● Your goal
Would you write out the listing verbatim and skip every picture in it?

● Recorded information
Begin

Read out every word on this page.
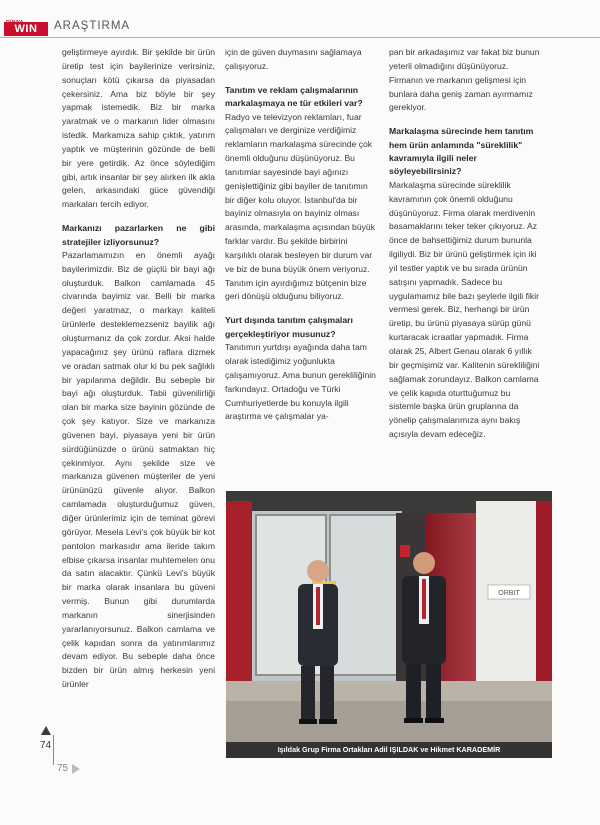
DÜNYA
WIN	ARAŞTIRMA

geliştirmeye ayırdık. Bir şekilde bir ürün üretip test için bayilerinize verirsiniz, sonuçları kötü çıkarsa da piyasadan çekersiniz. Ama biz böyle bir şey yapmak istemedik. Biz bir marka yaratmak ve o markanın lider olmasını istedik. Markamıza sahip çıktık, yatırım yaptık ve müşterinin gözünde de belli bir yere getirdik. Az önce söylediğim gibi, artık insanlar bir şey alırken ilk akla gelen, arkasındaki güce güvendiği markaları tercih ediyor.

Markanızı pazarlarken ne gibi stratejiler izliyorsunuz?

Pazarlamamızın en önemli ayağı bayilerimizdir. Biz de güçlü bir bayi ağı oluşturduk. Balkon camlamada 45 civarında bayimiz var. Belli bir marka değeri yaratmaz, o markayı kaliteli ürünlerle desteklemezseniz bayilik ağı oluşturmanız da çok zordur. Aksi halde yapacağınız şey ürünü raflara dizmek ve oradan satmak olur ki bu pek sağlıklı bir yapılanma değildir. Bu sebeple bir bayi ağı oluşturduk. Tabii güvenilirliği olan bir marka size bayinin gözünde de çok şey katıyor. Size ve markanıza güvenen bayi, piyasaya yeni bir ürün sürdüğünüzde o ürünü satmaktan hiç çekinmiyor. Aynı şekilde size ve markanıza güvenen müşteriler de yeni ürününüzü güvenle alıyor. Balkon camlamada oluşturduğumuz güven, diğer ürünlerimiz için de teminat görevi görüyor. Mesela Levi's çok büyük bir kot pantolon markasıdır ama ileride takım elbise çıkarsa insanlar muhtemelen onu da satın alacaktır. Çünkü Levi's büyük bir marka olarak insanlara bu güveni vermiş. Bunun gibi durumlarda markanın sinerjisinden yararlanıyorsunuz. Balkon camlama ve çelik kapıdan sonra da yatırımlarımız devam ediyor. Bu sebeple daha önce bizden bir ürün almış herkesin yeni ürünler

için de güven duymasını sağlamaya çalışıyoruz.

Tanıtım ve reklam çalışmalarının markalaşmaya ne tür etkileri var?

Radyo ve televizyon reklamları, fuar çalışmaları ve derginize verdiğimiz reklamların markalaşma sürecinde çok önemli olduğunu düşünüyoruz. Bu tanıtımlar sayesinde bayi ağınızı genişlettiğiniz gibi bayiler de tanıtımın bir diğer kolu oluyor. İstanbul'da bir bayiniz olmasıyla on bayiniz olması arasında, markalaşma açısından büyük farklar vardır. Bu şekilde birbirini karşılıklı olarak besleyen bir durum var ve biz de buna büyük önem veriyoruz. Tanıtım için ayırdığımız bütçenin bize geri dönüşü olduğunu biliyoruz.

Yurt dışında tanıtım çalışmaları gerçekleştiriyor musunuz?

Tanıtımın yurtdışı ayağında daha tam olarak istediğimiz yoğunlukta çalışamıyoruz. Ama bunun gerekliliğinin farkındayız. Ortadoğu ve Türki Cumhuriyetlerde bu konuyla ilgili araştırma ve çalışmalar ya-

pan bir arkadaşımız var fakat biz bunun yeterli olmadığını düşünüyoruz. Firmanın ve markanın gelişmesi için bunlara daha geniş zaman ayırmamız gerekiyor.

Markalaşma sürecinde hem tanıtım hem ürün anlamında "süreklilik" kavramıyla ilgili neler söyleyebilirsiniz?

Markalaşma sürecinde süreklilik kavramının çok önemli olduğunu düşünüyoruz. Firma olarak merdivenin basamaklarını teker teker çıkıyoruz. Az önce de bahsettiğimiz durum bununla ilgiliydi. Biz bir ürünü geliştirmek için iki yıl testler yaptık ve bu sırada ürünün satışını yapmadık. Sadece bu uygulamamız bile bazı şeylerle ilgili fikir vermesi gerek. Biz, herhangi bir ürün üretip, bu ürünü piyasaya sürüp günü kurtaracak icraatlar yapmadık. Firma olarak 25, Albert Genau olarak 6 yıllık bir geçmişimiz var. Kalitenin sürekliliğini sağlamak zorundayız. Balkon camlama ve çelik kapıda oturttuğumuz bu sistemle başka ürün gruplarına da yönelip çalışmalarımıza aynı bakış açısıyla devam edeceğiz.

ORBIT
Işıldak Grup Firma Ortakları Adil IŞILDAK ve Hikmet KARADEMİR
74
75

End

● Solution to the problem
Read out every word on this page.
DÜNYA
WIN	ARAŞTIRMA

geliştirmeye ayırdık. Bir şekilde bir ürün üretip test için bayilerinize verirsiniz, sonuçları kötü çıkarsa da piyasadan çekersiniz. Ama biz böyle bir şey yapmak istemedik. Biz bir marka yaratmak ve o markanın lider olmasını istedik. Markamıza sahip çıktık, yatırım yaptık ve müşterinin gözünde de belli bir yere getirdik. Az önce söylediğim gibi, artık insanlar bir şey alırken ilk akla gelen, arkasındaki güce güvendiği markaları tercih ediyor.

Markanızı pazarlarken ne gibi stratejiler izliyorsunuz?

Pazarlamamızın en önemli ayağı bayilerimizdir. Biz de güçlü bir bayi ağı oluşturduk. Balkon camlamada 45 civarında bayimiz var. Belli bir marka değeri yaratmaz, o markayı kaliteli ürünlerle desteklemezseniz bayilik ağı oluşturmanız da çok zordur. Aksi halde yapacağınız şey ürünü raflara dizmek ve oradan satmak olur ki bu pek sağlıklı bir yapılanma değildir. Bu sebeple bir bayi ağı oluşturduk. Tabii güvenilirliği olan bir marka size bayinin gözünde de çok şey katıyor. Size ve markanıza güvenen bayi, piyasaya yeni bir ürün sürdüğünüzde o ürünü satmaktan hiç çekinmiyor. Aynı şekilde size ve markanıza güvenen müşteriler de yeni ürününüzü güvenle alıyor. Balkon camlamada oluşturduğumuz güven, diğer ürünlerimiz için de teminat görevi görüyor. Mesela Levi's çok büyük bir kot pantolon markasıdır ama ileride takım elbise çıkarsa insanlar muhtemelen onu da satın alacaktır. Çünkü Levi's büyük bir marka olarak insanlara bu güveni vermiş. Bunun gibi durumlarda markanın sinerjisinden yararlanıyorsunuz. Balkon camlama ve çelik kapıdan sonra da yatırımlarımız devam ediyor. Bu sebeple daha önce bizden bir ürün almış herkesin yeni ürünler

için de güven duymasını sağlamaya çalışıyoruz.

Tanıtım ve reklam çalışmalarının markalaşmaya ne tür etkileri var?

Radyo ve televizyon reklamları, fuar çalışmaları ve derginize verdiğimiz reklamların markalaşma sürecinde çok önemli olduğunu düşünüyoruz. Bu tanıtımlar sayesinde bayi ağınızı genişlettiğiniz gibi bayiler de tanıtımın bir diğer kolu oluyor. İstanbul'da bir bayiniz olmasıyla on bayiniz olması arasında, markalaşma açısından büyük farklar vardır. Bu şekilde birbirini karşılıklı olarak besleyen bir durum var ve biz de buna büyük önem veriyoruz. Tanıtım için ayırdığımız bütçenin bize geri dönüşü olduğunu biliyoruz.

Yurt dışında tanıtım çalışmaları gerçekleştiriyor musunuz?

Tanıtımın yurtdışı ayağında daha tam olarak istediğimiz yoğunlukta çalışamıyoruz. Ama bunun gerekliliğinin farkındayız. Ortadoğu ve Türki Cumhuriyetlerde bu konuyla ilgili araştırma ve çalışmalar ya-

pan bir arkadaşımız var fakat biz bunun yeterli olmadığını düşünüyoruz. Firmanın ve markanın gelişmesi için bunlara daha geniş zaman ayırmamız gerekiyor.

Markalaşma sürecinde hem tanıtım hem ürün anlamında "süreklilik" kavramıyla ilgili neler söyleyebilirsiniz?

Markalaşma sürecinde süreklilik kavramının çok önemli olduğunu düşünüyoruz. Firma olarak merdivenin basamaklarını teker teker çıkıyoruz. Az önce de bahsettiğimiz durum bununla ilgiliydi. Biz bir ürünü geliştirmek için iki yıl testler yaptık ve bu sırada ürünün satışını yapmadık. Sadece bu uygulamamız bile bazı şeylerle ilgili fikir vermesi gerek. Biz, herhangi bir ürün üretip, bu ürünü piyasaya sürüp günü kurtaracak icraatlar yapmadık. Firma olarak 25, Albert Genau olarak 6 yıllık bir geçmişimiz var. Kalitenin sürekliliğini sağlamak zorundayız. Balkon camlama ve çelik kapıda oturttuğumuz bu sistemle başka ürün gruplarına da yönelip çalışmalarımıza aynı bakış açısıyla devam edeceğiz.

ORBIT
Işıldak Grup Firma Ortakları Adil IŞILDAK ve Hikmet KARADEMİR
74
75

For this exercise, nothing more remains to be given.